[start]
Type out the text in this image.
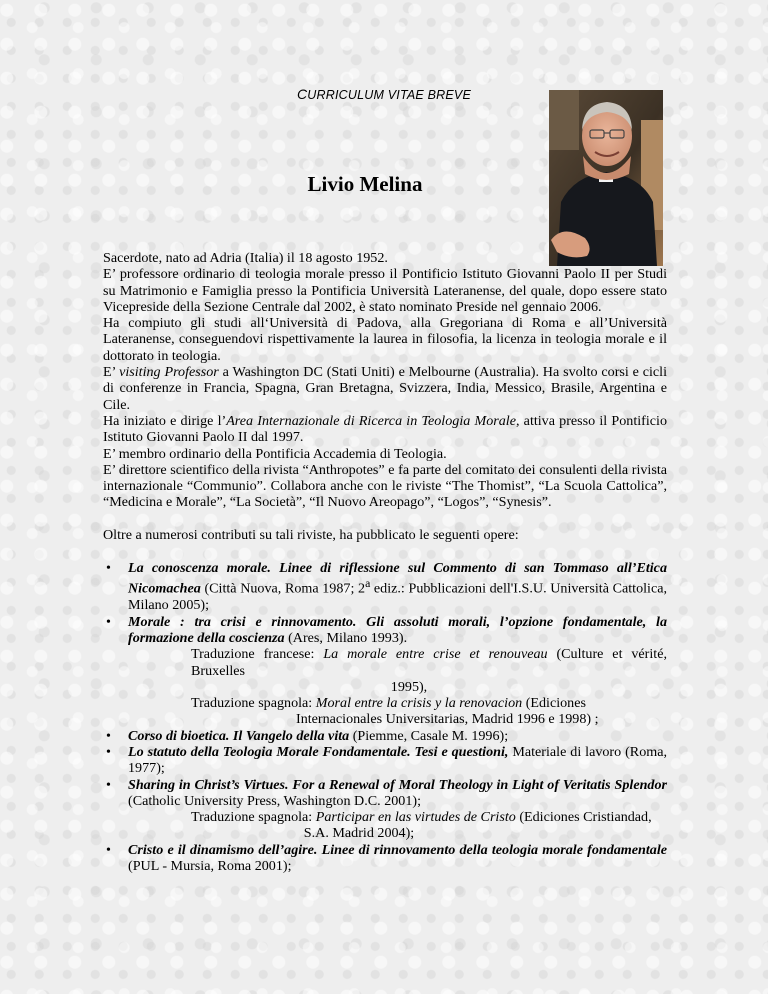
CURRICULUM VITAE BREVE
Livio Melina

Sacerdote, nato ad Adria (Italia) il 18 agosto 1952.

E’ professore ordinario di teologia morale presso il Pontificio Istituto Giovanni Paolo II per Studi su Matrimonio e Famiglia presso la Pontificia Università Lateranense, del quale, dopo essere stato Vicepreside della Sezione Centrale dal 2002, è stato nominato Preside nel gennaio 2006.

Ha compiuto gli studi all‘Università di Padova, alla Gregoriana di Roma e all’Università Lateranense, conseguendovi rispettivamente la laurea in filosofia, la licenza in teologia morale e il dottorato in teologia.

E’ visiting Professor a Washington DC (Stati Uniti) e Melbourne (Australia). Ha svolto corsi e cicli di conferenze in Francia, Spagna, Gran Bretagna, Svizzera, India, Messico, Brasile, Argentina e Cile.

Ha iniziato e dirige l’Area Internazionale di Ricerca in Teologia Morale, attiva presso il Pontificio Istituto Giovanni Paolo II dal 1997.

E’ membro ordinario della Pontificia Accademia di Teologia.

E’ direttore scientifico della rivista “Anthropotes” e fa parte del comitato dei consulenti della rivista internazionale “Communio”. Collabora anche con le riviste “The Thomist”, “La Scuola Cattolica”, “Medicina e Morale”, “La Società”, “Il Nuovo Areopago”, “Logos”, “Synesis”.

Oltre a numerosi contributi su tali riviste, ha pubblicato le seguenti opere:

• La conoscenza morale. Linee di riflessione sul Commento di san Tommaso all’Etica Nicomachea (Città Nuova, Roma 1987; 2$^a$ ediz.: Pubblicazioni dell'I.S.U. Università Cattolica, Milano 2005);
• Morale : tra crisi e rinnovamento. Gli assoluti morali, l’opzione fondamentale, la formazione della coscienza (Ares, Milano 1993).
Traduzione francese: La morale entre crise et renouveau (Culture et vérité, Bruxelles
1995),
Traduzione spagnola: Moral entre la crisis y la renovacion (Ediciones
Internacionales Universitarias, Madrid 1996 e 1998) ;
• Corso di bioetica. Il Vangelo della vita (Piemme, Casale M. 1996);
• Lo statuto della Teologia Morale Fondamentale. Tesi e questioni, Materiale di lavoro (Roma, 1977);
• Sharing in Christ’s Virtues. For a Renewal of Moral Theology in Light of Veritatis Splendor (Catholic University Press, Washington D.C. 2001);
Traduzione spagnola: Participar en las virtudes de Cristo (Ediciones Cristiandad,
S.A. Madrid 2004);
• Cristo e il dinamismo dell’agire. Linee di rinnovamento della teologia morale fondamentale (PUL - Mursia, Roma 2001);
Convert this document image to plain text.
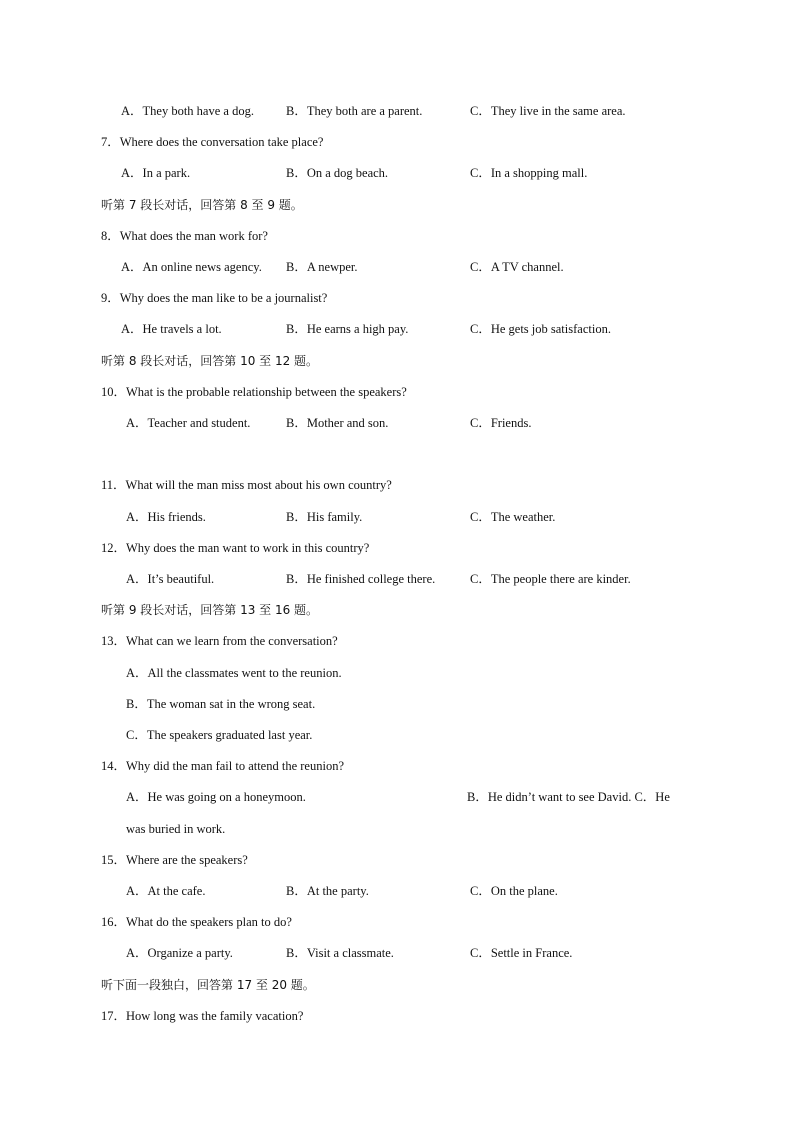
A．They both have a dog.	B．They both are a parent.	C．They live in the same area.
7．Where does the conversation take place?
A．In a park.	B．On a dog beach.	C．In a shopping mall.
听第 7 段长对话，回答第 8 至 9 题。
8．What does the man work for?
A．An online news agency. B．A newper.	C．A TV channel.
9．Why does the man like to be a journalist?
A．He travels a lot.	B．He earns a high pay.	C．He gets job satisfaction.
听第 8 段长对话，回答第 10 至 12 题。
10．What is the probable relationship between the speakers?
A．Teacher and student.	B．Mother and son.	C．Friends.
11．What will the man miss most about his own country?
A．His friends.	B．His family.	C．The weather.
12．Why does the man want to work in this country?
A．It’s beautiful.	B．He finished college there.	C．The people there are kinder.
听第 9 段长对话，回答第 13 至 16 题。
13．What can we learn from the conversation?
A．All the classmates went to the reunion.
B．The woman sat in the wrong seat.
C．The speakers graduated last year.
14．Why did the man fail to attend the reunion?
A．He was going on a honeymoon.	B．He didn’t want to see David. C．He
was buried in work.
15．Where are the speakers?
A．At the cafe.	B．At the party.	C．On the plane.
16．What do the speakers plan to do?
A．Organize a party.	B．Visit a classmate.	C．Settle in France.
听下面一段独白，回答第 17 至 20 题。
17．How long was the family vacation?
[end]
[start]
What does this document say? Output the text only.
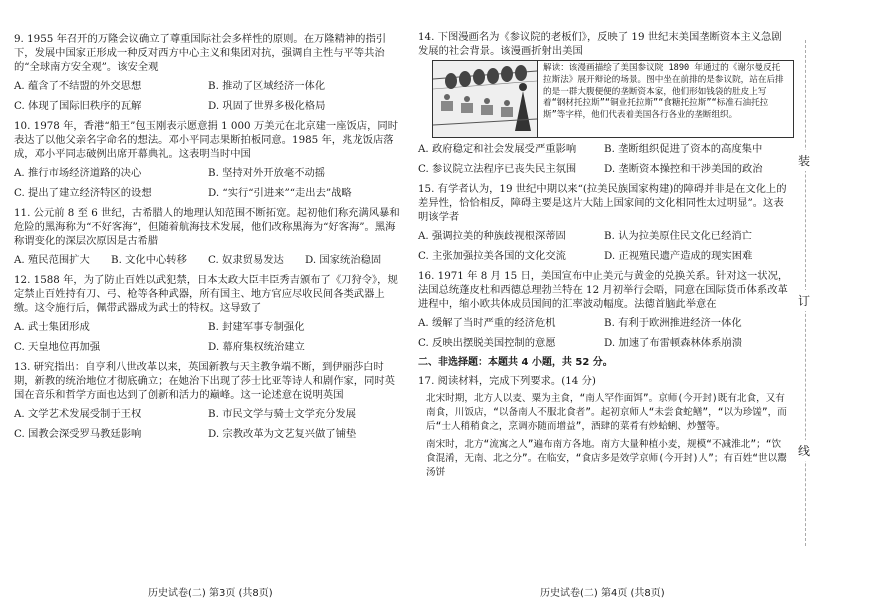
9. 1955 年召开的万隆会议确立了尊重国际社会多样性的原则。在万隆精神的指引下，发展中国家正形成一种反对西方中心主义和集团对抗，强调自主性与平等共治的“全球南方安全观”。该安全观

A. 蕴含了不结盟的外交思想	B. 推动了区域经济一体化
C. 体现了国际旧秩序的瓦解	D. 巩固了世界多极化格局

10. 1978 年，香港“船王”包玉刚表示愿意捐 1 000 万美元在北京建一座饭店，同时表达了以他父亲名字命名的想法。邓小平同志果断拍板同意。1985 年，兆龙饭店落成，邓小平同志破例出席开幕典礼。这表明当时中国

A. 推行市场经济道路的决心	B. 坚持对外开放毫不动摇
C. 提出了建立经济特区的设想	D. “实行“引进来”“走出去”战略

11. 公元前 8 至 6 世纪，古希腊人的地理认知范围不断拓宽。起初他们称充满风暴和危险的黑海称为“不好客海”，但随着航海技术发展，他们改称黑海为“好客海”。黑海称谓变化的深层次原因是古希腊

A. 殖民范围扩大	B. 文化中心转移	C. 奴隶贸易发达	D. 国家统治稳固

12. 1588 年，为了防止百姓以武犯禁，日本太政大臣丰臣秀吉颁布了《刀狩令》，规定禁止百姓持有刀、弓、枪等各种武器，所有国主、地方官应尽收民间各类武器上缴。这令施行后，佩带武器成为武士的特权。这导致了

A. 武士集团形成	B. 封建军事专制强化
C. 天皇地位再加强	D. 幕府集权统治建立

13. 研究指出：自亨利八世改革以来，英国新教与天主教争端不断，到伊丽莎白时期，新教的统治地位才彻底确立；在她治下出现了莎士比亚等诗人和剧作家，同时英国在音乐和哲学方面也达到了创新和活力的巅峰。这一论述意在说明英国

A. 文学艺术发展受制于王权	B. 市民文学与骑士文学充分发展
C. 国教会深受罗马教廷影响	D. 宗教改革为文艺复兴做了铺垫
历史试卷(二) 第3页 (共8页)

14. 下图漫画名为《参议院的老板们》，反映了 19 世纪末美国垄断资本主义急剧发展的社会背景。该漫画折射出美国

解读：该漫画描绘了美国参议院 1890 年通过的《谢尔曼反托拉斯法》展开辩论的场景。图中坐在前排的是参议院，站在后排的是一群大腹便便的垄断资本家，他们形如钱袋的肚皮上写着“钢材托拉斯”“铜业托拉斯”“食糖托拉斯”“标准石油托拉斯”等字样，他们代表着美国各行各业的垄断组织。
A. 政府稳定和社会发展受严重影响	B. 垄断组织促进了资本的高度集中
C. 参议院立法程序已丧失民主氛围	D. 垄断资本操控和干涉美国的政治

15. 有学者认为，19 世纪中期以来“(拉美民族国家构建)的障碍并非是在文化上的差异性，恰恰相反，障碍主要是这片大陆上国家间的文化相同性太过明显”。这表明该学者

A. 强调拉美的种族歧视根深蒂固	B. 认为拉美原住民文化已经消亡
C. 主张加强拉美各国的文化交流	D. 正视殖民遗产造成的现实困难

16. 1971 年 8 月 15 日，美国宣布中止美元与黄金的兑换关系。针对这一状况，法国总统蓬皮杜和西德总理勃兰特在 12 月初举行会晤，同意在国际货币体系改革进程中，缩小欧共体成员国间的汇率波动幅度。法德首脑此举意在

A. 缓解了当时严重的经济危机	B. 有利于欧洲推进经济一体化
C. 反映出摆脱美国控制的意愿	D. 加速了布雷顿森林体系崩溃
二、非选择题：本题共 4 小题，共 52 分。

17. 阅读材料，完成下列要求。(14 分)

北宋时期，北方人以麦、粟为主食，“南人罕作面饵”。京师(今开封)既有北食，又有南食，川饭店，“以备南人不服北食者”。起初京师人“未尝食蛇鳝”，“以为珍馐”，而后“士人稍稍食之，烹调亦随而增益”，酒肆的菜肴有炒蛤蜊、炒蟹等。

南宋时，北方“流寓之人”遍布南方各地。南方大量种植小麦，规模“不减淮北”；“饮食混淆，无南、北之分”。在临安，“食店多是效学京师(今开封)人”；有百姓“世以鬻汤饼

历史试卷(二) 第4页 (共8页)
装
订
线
[end]
[start]
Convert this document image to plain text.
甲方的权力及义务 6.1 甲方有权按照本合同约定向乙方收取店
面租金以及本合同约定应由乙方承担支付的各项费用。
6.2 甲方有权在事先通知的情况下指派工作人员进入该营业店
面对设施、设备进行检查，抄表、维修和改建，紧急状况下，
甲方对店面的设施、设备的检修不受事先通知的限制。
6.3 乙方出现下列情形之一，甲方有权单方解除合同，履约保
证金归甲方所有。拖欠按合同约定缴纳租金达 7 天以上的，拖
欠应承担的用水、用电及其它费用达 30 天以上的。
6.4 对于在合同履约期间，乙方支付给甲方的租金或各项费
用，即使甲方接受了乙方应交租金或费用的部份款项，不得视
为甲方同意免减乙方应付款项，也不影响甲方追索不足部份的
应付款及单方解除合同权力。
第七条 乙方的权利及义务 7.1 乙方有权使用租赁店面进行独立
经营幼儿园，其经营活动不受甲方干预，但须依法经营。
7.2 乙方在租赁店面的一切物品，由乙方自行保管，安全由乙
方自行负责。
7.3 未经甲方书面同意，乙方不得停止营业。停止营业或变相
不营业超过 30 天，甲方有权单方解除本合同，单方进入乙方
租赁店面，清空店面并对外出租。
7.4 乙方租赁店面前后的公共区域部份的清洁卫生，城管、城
[end]
*INSTRUCTIONS FOR THE TASK*:
Where a line of the data holds "want", show that line.

*RESPONSE TO THIS EXERCISE*:
12．Why does the man want to work in this country?
A．He was going on a honeymoon.	B．He didn’t want to see David. C．He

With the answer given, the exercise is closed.